■ Exercise instructions ■
Search the records below for the word "excluding" and show every line where it occurs.

■ Supplied data ■
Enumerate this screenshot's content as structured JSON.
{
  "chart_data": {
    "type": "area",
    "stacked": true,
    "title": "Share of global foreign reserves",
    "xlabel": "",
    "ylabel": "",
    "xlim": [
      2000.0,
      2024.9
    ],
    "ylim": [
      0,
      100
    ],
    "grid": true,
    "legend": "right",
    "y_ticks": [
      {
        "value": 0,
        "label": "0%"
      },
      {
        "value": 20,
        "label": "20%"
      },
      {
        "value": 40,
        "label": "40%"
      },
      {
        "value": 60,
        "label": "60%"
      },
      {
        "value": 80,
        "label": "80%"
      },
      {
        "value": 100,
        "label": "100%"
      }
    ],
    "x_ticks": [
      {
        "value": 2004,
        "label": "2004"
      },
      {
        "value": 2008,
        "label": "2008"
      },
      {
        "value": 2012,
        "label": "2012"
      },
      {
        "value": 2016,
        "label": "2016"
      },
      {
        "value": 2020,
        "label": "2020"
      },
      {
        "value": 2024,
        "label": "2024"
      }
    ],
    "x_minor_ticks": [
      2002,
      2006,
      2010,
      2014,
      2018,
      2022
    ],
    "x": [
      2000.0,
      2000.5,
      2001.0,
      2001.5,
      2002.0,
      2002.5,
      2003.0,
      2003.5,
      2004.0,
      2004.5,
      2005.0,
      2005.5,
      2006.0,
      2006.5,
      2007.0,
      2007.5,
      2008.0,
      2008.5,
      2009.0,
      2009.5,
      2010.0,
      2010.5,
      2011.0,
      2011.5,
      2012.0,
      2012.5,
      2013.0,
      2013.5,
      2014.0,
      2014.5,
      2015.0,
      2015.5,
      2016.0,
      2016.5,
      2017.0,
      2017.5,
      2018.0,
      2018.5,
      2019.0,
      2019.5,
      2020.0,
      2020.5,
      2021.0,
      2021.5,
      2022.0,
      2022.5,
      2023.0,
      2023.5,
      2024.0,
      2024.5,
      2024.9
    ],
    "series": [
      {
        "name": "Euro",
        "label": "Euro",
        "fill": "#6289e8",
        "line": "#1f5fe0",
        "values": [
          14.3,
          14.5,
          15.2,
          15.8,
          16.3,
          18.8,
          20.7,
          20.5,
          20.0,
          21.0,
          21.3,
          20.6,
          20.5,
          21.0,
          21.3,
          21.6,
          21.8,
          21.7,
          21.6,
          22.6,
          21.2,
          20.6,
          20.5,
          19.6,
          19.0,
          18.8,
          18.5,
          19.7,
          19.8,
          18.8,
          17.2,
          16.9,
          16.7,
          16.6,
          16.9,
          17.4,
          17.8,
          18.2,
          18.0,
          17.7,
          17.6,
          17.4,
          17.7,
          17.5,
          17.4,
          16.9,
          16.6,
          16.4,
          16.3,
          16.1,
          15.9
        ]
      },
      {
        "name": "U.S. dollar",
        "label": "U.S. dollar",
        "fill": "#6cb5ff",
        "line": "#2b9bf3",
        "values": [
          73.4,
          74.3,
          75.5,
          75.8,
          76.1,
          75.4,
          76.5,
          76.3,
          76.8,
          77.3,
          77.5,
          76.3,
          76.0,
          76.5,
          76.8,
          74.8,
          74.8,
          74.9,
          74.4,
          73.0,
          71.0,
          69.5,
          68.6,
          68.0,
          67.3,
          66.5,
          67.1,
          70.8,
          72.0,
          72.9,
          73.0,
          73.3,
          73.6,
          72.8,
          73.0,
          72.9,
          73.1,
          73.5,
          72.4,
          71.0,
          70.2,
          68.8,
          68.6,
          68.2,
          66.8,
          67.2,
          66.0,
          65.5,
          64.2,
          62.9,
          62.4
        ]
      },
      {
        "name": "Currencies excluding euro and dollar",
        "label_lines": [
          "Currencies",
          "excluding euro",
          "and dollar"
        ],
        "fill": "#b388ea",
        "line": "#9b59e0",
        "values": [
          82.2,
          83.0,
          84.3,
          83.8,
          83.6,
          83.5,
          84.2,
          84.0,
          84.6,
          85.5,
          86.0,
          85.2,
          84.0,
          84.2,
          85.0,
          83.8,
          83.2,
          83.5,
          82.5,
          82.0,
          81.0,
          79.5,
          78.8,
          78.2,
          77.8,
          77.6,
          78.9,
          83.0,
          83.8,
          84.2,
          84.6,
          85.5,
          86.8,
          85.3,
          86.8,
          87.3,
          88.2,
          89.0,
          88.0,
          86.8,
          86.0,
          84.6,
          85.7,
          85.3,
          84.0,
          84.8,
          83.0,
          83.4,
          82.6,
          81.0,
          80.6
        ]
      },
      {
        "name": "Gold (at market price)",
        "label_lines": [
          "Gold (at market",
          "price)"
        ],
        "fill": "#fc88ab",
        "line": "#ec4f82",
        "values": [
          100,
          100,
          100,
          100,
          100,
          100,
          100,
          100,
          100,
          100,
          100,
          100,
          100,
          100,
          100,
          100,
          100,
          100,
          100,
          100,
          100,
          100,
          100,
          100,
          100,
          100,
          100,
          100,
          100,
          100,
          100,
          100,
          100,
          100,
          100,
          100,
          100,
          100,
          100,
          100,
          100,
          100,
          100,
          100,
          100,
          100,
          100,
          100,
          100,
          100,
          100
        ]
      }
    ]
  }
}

---

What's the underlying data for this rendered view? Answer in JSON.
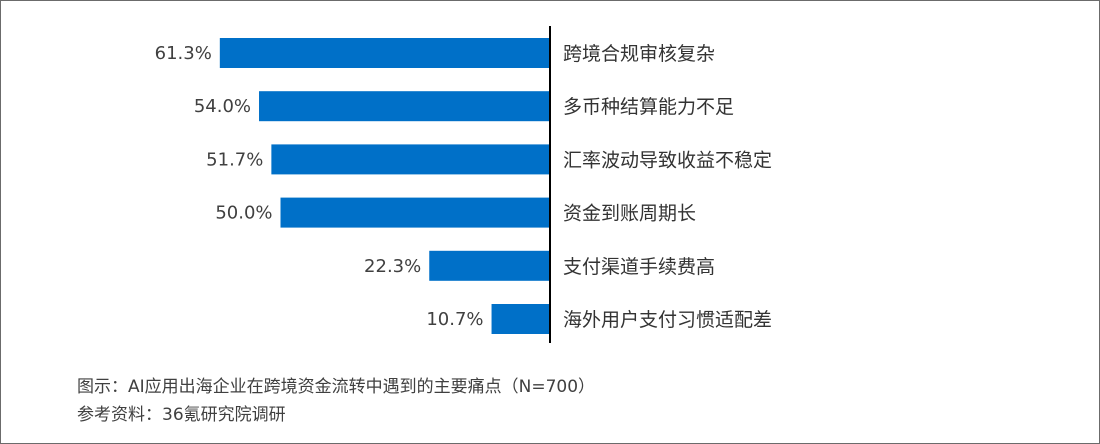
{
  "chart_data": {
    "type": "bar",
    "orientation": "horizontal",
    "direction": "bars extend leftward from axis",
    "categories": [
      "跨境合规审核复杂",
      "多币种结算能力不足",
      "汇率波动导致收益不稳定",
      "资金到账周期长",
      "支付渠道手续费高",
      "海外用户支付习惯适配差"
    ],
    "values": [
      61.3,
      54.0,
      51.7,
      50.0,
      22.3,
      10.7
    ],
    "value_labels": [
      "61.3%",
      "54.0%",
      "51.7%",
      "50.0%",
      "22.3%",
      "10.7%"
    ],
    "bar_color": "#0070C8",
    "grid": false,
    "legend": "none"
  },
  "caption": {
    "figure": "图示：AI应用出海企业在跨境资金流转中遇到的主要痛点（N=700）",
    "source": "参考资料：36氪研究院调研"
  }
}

■ Solution to the problem ■
        "name": "Currencies excluding euro and dollar",
          "excluding euro",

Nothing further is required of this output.